- **What this task involves**: Transcribe every entry word for word, leaving out all images.

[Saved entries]
○ ○ ○ ○

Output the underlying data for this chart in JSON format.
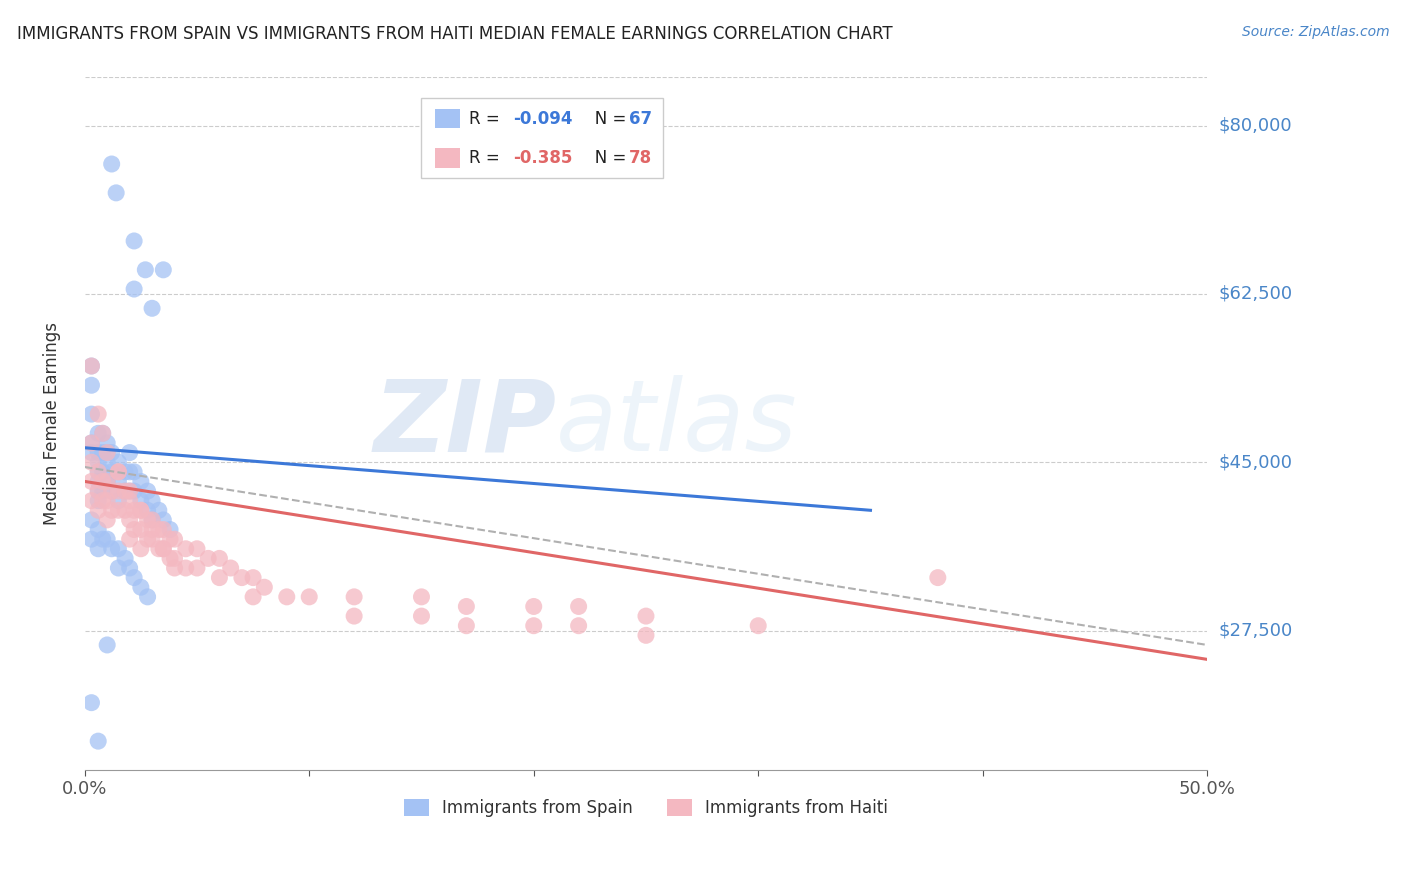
{
  "title": "IMMIGRANTS FROM SPAIN VS IMMIGRANTS FROM HAITI MEDIAN FEMALE EARNINGS CORRELATION CHART",
  "source": "Source: ZipAtlas.com",
  "ylabel": "Median Female Earnings",
  "xlim": [
    0.0,
    0.5
  ],
  "ylim": [
    13000,
    85000
  ],
  "yticks": [
    27500,
    45000,
    62500,
    80000
  ],
  "ytick_labels": [
    "$27,500",
    "$45,000",
    "$62,500",
    "$80,000"
  ],
  "xticks": [
    0.0,
    0.1,
    0.2,
    0.3,
    0.4,
    0.5
  ],
  "xtick_labels": [
    "0.0%",
    "",
    "",
    "",
    "",
    "50.0%"
  ],
  "color_spain": "#a4c2f4",
  "color_haiti": "#f4b8c1",
  "color_spain_line": "#3c78d8",
  "color_haiti_line": "#e06666",
  "color_trend_dashed": "#b0b0b0",
  "background_color": "#ffffff",
  "grid_color": "#cccccc",
  "spain_x": [
    0.012,
    0.014,
    0.022,
    0.027,
    0.035,
    0.022,
    0.03,
    0.003,
    0.003,
    0.003,
    0.003,
    0.003,
    0.006,
    0.006,
    0.006,
    0.006,
    0.006,
    0.006,
    0.006,
    0.008,
    0.008,
    0.008,
    0.008,
    0.01,
    0.01,
    0.01,
    0.01,
    0.012,
    0.012,
    0.012,
    0.015,
    0.015,
    0.015,
    0.018,
    0.018,
    0.02,
    0.02,
    0.02,
    0.022,
    0.022,
    0.025,
    0.025,
    0.028,
    0.028,
    0.03,
    0.03,
    0.033,
    0.035,
    0.038,
    0.003,
    0.003,
    0.006,
    0.006,
    0.008,
    0.01,
    0.012,
    0.015,
    0.015,
    0.018,
    0.02,
    0.022,
    0.025,
    0.028,
    0.003,
    0.006,
    0.01
  ],
  "spain_y": [
    76000,
    73000,
    68000,
    65000,
    65000,
    63000,
    61000,
    55000,
    53000,
    50000,
    47000,
    46000,
    48000,
    46000,
    45000,
    44000,
    43000,
    42000,
    41000,
    48000,
    46000,
    44000,
    42000,
    47000,
    46000,
    45000,
    43000,
    46000,
    44000,
    42000,
    45000,
    43000,
    41000,
    44000,
    42000,
    46000,
    44000,
    42000,
    44000,
    42000,
    43000,
    41000,
    42000,
    40000,
    41000,
    39000,
    40000,
    39000,
    38000,
    39000,
    37000,
    38000,
    36000,
    37000,
    37000,
    36000,
    36000,
    34000,
    35000,
    34000,
    33000,
    32000,
    31000,
    20000,
    16000,
    26000
  ],
  "haiti_x": [
    0.003,
    0.003,
    0.003,
    0.003,
    0.006,
    0.006,
    0.006,
    0.008,
    0.008,
    0.01,
    0.01,
    0.01,
    0.012,
    0.012,
    0.015,
    0.015,
    0.015,
    0.018,
    0.018,
    0.02,
    0.02,
    0.02,
    0.022,
    0.022,
    0.025,
    0.025,
    0.025,
    0.028,
    0.028,
    0.03,
    0.03,
    0.033,
    0.033,
    0.035,
    0.035,
    0.038,
    0.038,
    0.04,
    0.04,
    0.045,
    0.045,
    0.05,
    0.05,
    0.055,
    0.06,
    0.06,
    0.065,
    0.07,
    0.075,
    0.075,
    0.08,
    0.09,
    0.1,
    0.12,
    0.12,
    0.15,
    0.15,
    0.17,
    0.17,
    0.2,
    0.2,
    0.22,
    0.22,
    0.25,
    0.25,
    0.3,
    0.38,
    0.003,
    0.006,
    0.008,
    0.01,
    0.015,
    0.02,
    0.025,
    0.03,
    0.035,
    0.04
  ],
  "haiti_y": [
    47000,
    45000,
    43000,
    41000,
    44000,
    42000,
    40000,
    43000,
    41000,
    43000,
    41000,
    39000,
    42000,
    40000,
    44000,
    42000,
    40000,
    42000,
    40000,
    41000,
    39000,
    37000,
    40000,
    38000,
    40000,
    38000,
    36000,
    39000,
    37000,
    39000,
    37000,
    38000,
    36000,
    38000,
    36000,
    37000,
    35000,
    37000,
    35000,
    36000,
    34000,
    36000,
    34000,
    35000,
    35000,
    33000,
    34000,
    33000,
    33000,
    31000,
    32000,
    31000,
    31000,
    31000,
    29000,
    31000,
    29000,
    30000,
    28000,
    30000,
    28000,
    30000,
    28000,
    29000,
    27000,
    28000,
    33000,
    55000,
    50000,
    48000,
    46000,
    44000,
    42000,
    40000,
    38000,
    36000,
    34000
  ],
  "spain_trend_x": [
    0.0,
    0.35
  ],
  "spain_trend_y": [
    46500,
    40000
  ],
  "haiti_trend_x": [
    0.0,
    0.5
  ],
  "haiti_trend_y": [
    43000,
    24500
  ],
  "dashed_trend_x": [
    0.0,
    0.5
  ],
  "dashed_trend_y": [
    44500,
    26000
  ]
}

○ ○ ○ ○

- **Solution for this task**:
Output the underlying data for this chart in JSON format.
{
  "title": "IMMIGRANTS FROM SPAIN VS IMMIGRANTS FROM HAITI MEDIAN FEMALE EARNINGS CORRELATION CHART",
  "source": "Source: ZipAtlas.com",
  "ylabel": "Median Female Earnings",
  "xlim": [
    0.0,
    0.5
  ],
  "ylim": [
    13000,
    85000
  ],
  "yticks": [
    27500,
    45000,
    62500,
    80000
  ],
  "ytick_labels": [
    "$27,500",
    "$45,000",
    "$62,500",
    "$80,000"
  ],
  "xticks": [
    0.0,
    0.1,
    0.2,
    0.3,
    0.4,
    0.5
  ],
  "xtick_labels": [
    "0.0%",
    "",
    "",
    "",
    "",
    "50.0%"
  ],
  "color_spain": "#a4c2f4",
  "color_haiti": "#f4b8c1",
  "color_spain_line": "#3c78d8",
  "color_haiti_line": "#e06666",
  "color_trend_dashed": "#b0b0b0",
  "background_color": "#ffffff",
  "grid_color": "#cccccc",
  "spain_x": [
    0.012,
    0.014,
    0.022,
    0.027,
    0.035,
    0.022,
    0.03,
    0.003,
    0.003,
    0.003,
    0.003,
    0.003,
    0.006,
    0.006,
    0.006,
    0.006,
    0.006,
    0.006,
    0.006,
    0.008,
    0.008,
    0.008,
    0.008,
    0.01,
    0.01,
    0.01,
    0.01,
    0.012,
    0.012,
    0.012,
    0.015,
    0.015,
    0.015,
    0.018,
    0.018,
    0.02,
    0.02,
    0.02,
    0.022,
    0.022,
    0.025,
    0.025,
    0.028,
    0.028,
    0.03,
    0.03,
    0.033,
    0.035,
    0.038,
    0.003,
    0.003,
    0.006,
    0.006,
    0.008,
    0.01,
    0.012,
    0.015,
    0.015,
    0.018,
    0.02,
    0.022,
    0.025,
    0.028,
    0.003,
    0.006,
    0.01
  ],
  "spain_y": [
    76000,
    73000,
    68000,
    65000,
    65000,
    63000,
    61000,
    55000,
    53000,
    50000,
    47000,
    46000,
    48000,
    46000,
    45000,
    44000,
    43000,
    42000,
    41000,
    48000,
    46000,
    44000,
    42000,
    47000,
    46000,
    45000,
    43000,
    46000,
    44000,
    42000,
    45000,
    43000,
    41000,
    44000,
    42000,
    46000,
    44000,
    42000,
    44000,
    42000,
    43000,
    41000,
    42000,
    40000,
    41000,
    39000,
    40000,
    39000,
    38000,
    39000,
    37000,
    38000,
    36000,
    37000,
    37000,
    36000,
    36000,
    34000,
    35000,
    34000,
    33000,
    32000,
    31000,
    20000,
    16000,
    26000
  ],
  "haiti_x": [
    0.003,
    0.003,
    0.003,
    0.003,
    0.006,
    0.006,
    0.006,
    0.008,
    0.008,
    0.01,
    0.01,
    0.01,
    0.012,
    0.012,
    0.015,
    0.015,
    0.015,
    0.018,
    0.018,
    0.02,
    0.02,
    0.02,
    0.022,
    0.022,
    0.025,
    0.025,
    0.025,
    0.028,
    0.028,
    0.03,
    0.03,
    0.033,
    0.033,
    0.035,
    0.035,
    0.038,
    0.038,
    0.04,
    0.04,
    0.045,
    0.045,
    0.05,
    0.05,
    0.055,
    0.06,
    0.06,
    0.065,
    0.07,
    0.075,
    0.075,
    0.08,
    0.09,
    0.1,
    0.12,
    0.12,
    0.15,
    0.15,
    0.17,
    0.17,
    0.2,
    0.2,
    0.22,
    0.22,
    0.25,
    0.25,
    0.3,
    0.38,
    0.003,
    0.006,
    0.008,
    0.01,
    0.015,
    0.02,
    0.025,
    0.03,
    0.035,
    0.04
  ],
  "haiti_y": [
    47000,
    45000,
    43000,
    41000,
    44000,
    42000,
    40000,
    43000,
    41000,
    43000,
    41000,
    39000,
    42000,
    40000,
    44000,
    42000,
    40000,
    42000,
    40000,
    41000,
    39000,
    37000,
    40000,
    38000,
    40000,
    38000,
    36000,
    39000,
    37000,
    39000,
    37000,
    38000,
    36000,
    38000,
    36000,
    37000,
    35000,
    37000,
    35000,
    36000,
    34000,
    36000,
    34000,
    35000,
    35000,
    33000,
    34000,
    33000,
    33000,
    31000,
    32000,
    31000,
    31000,
    31000,
    29000,
    31000,
    29000,
    30000,
    28000,
    30000,
    28000,
    30000,
    28000,
    29000,
    27000,
    28000,
    33000,
    55000,
    50000,
    48000,
    46000,
    44000,
    42000,
    40000,
    38000,
    36000,
    34000
  ],
  "spain_trend_x": [
    0.0,
    0.35
  ],
  "spain_trend_y": [
    46500,
    40000
  ],
  "haiti_trend_x": [
    0.0,
    0.5
  ],
  "haiti_trend_y": [
    43000,
    24500
  ],
  "dashed_trend_x": [
    0.0,
    0.5
  ],
  "dashed_trend_y": [
    44500,
    26000
  ]
}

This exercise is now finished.